═══ Records shown ═══
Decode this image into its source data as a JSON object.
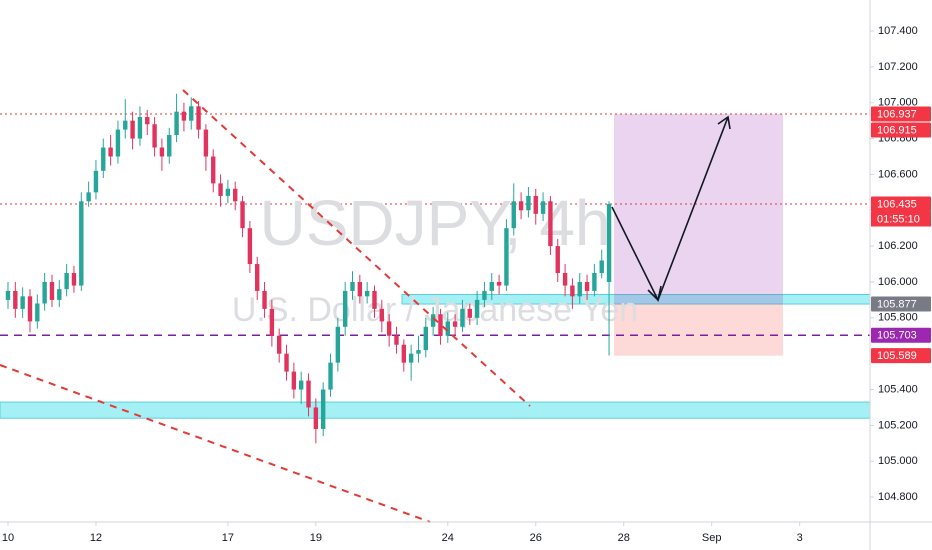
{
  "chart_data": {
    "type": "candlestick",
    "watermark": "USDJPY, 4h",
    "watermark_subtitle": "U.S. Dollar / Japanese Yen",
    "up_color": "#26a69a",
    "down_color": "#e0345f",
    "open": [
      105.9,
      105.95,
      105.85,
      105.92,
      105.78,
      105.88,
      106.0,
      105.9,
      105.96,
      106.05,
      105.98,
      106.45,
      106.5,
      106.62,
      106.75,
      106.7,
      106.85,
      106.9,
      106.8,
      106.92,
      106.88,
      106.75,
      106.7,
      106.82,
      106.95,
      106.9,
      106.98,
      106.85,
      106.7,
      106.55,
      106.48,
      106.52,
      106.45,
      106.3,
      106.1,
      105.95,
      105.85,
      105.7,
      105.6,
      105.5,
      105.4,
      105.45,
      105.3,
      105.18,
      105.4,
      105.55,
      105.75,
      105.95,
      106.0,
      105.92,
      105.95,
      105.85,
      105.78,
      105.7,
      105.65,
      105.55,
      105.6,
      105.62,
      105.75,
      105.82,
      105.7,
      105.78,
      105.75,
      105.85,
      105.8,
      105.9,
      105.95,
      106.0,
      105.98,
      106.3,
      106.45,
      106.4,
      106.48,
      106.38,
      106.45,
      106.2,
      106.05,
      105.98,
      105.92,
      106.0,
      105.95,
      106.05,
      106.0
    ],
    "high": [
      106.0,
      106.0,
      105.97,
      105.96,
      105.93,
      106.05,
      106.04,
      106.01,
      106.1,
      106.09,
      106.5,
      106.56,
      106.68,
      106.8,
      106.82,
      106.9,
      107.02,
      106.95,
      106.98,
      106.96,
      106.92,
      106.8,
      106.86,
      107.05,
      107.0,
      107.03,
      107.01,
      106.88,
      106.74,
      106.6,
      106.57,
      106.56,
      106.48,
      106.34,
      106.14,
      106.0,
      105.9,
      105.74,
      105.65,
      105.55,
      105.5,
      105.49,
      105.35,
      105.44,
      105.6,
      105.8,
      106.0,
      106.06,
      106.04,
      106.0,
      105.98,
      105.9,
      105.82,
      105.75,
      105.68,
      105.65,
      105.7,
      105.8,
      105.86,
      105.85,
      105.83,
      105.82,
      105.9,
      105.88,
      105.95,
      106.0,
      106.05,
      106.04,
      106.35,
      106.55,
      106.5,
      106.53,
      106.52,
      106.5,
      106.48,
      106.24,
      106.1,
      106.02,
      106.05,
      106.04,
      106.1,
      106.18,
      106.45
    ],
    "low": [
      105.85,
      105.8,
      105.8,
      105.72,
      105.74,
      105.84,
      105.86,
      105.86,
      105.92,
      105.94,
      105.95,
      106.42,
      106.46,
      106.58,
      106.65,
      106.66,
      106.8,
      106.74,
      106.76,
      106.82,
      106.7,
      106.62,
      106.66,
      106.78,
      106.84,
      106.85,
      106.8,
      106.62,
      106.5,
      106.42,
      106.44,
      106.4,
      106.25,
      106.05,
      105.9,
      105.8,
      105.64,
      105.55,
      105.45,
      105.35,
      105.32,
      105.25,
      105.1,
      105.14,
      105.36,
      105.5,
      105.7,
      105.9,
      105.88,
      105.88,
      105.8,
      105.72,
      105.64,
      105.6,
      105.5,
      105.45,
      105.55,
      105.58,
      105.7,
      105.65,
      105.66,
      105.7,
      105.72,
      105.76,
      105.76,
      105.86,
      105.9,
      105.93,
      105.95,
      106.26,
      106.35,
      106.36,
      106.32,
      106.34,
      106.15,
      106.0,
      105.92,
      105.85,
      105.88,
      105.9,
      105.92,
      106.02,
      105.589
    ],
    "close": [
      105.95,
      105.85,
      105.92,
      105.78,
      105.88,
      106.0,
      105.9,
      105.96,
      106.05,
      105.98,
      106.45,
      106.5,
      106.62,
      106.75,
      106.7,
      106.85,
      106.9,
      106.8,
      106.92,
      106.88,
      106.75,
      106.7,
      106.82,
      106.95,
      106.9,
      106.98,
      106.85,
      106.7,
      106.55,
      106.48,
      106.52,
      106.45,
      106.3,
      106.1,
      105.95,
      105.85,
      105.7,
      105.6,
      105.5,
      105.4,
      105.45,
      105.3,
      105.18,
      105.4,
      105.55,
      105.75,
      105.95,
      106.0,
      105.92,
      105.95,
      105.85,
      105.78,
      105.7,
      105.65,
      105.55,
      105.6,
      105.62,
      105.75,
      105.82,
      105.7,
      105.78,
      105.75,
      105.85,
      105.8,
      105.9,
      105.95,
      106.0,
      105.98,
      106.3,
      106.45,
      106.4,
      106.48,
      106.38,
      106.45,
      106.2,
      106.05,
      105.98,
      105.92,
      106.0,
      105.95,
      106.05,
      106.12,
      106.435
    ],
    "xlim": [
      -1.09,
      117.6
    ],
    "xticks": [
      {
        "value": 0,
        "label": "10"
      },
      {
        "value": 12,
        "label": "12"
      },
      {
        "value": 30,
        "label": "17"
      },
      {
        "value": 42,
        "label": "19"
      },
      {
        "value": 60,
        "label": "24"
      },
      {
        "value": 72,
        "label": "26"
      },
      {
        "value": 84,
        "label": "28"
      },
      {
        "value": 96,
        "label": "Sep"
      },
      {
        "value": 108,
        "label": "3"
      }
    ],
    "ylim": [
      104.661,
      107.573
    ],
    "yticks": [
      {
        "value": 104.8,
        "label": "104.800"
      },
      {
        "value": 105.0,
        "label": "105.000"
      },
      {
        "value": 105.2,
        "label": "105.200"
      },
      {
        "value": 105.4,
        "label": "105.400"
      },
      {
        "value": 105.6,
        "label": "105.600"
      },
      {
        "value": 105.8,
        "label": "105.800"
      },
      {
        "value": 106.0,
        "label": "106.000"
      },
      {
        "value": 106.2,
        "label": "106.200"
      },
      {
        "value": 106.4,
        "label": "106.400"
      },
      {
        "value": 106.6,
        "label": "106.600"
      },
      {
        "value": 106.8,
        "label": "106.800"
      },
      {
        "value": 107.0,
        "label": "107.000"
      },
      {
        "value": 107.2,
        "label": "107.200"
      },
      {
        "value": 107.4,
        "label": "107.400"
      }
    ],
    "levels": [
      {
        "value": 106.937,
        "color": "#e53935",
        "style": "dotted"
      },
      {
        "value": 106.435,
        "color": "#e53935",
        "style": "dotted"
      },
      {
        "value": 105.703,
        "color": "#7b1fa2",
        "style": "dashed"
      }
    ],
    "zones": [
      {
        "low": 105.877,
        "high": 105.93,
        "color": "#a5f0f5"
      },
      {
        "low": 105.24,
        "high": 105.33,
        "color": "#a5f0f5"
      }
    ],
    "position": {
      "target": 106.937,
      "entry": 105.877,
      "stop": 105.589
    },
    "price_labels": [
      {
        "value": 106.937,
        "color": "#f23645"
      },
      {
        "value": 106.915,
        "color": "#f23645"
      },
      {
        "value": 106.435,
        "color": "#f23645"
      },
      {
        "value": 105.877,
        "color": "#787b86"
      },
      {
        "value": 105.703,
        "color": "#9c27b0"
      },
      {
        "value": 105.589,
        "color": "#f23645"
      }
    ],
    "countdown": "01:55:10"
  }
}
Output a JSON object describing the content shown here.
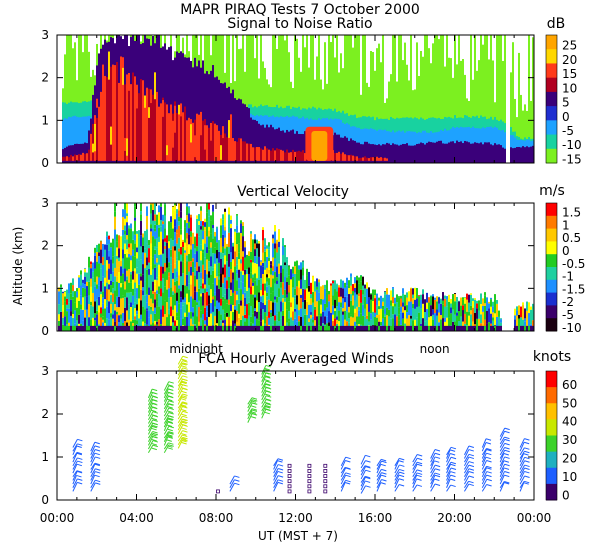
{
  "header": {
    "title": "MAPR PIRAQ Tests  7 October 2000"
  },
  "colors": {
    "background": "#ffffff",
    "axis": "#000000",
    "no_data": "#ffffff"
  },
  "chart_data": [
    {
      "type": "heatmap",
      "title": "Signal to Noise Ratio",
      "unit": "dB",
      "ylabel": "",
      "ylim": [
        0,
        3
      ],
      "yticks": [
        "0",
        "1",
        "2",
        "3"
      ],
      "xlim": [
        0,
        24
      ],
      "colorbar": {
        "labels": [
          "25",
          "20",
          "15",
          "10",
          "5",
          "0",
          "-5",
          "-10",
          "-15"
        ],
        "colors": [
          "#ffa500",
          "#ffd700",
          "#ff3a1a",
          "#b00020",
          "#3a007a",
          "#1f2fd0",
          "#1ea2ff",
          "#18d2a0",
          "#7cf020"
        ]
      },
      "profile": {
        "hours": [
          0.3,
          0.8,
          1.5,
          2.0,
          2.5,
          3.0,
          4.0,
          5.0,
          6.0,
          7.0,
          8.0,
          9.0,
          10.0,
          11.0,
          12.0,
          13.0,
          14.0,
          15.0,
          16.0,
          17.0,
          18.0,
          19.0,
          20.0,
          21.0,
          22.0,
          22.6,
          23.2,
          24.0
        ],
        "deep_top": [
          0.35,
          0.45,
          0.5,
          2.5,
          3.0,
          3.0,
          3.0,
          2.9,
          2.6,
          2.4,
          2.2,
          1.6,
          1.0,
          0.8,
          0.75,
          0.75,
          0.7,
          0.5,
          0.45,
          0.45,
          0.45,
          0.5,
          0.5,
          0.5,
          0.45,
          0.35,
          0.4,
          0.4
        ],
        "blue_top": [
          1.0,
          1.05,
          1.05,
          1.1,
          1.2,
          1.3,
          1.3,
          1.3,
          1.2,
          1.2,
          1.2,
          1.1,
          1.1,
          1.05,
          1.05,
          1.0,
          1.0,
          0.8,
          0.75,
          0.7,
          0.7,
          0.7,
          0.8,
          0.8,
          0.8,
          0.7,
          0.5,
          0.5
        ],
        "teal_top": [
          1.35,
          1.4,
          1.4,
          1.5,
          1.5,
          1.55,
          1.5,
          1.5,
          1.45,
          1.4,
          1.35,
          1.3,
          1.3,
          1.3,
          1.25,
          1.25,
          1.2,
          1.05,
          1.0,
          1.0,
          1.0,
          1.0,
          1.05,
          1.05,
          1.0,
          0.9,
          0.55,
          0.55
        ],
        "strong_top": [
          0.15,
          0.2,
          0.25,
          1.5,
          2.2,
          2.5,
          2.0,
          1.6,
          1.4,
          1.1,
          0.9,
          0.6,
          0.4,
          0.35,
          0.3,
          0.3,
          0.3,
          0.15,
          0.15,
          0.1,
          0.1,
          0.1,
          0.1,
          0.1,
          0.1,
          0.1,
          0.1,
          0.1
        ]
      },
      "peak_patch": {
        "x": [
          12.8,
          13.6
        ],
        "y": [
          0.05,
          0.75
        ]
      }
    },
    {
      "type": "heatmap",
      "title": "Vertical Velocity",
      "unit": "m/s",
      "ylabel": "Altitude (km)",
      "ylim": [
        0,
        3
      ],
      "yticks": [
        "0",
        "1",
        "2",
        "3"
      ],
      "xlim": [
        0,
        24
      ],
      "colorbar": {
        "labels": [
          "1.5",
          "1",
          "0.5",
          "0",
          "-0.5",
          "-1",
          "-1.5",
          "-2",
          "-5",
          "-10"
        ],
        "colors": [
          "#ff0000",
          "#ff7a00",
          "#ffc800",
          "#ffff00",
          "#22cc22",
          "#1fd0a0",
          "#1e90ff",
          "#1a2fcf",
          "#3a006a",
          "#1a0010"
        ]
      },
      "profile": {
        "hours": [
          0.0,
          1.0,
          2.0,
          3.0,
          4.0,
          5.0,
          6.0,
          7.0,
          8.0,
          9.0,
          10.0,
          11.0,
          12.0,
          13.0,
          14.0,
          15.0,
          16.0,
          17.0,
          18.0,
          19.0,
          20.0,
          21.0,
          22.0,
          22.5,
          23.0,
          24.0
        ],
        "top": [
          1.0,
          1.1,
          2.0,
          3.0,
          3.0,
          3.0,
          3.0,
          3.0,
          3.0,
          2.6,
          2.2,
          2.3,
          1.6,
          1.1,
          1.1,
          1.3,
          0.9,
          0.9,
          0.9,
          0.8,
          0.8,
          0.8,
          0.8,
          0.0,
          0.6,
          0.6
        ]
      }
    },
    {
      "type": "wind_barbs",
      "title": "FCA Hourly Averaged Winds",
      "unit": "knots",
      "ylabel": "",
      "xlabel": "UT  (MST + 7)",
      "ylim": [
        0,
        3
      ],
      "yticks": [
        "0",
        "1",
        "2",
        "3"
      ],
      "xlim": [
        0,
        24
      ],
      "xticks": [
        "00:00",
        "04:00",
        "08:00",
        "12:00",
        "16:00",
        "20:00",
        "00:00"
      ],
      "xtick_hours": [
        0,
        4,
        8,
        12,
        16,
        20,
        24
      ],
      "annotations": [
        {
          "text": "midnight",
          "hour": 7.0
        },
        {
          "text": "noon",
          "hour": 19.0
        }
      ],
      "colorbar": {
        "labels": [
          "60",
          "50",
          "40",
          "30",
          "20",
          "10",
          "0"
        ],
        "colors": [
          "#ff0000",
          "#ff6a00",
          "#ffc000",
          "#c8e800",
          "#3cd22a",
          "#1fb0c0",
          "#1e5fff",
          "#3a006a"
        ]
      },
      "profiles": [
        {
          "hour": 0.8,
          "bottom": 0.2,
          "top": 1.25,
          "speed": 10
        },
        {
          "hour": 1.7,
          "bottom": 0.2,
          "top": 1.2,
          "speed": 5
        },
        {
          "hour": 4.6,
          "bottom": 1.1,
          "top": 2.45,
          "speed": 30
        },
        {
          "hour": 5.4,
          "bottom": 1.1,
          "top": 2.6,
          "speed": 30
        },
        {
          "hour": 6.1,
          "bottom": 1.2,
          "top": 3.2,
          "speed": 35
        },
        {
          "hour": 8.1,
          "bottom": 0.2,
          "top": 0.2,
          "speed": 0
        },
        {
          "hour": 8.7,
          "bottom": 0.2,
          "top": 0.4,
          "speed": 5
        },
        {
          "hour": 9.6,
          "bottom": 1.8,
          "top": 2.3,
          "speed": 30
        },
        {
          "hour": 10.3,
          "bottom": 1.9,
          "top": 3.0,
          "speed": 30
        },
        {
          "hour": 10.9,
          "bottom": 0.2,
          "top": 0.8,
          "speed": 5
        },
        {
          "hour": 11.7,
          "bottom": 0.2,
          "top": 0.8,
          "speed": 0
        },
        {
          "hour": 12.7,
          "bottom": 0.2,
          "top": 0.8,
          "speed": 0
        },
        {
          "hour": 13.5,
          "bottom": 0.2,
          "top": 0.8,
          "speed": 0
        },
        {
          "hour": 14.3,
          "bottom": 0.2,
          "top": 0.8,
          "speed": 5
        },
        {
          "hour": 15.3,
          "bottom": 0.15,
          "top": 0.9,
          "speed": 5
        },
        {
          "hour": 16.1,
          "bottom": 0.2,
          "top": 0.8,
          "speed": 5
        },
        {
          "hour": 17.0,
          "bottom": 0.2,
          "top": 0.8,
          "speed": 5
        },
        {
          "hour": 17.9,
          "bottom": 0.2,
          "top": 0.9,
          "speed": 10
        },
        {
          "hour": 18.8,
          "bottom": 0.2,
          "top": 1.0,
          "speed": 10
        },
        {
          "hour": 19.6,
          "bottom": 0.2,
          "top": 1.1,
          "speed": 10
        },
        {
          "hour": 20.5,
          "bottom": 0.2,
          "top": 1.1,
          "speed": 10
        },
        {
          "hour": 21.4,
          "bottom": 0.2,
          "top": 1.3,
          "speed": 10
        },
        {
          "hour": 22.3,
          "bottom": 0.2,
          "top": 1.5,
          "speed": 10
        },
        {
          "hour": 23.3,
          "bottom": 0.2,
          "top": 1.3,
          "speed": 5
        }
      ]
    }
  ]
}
═══
● **To be done**: Of the lines above, how many contain the word "JSON"? Provide the number and nothing else.

● **Answer in full**: 2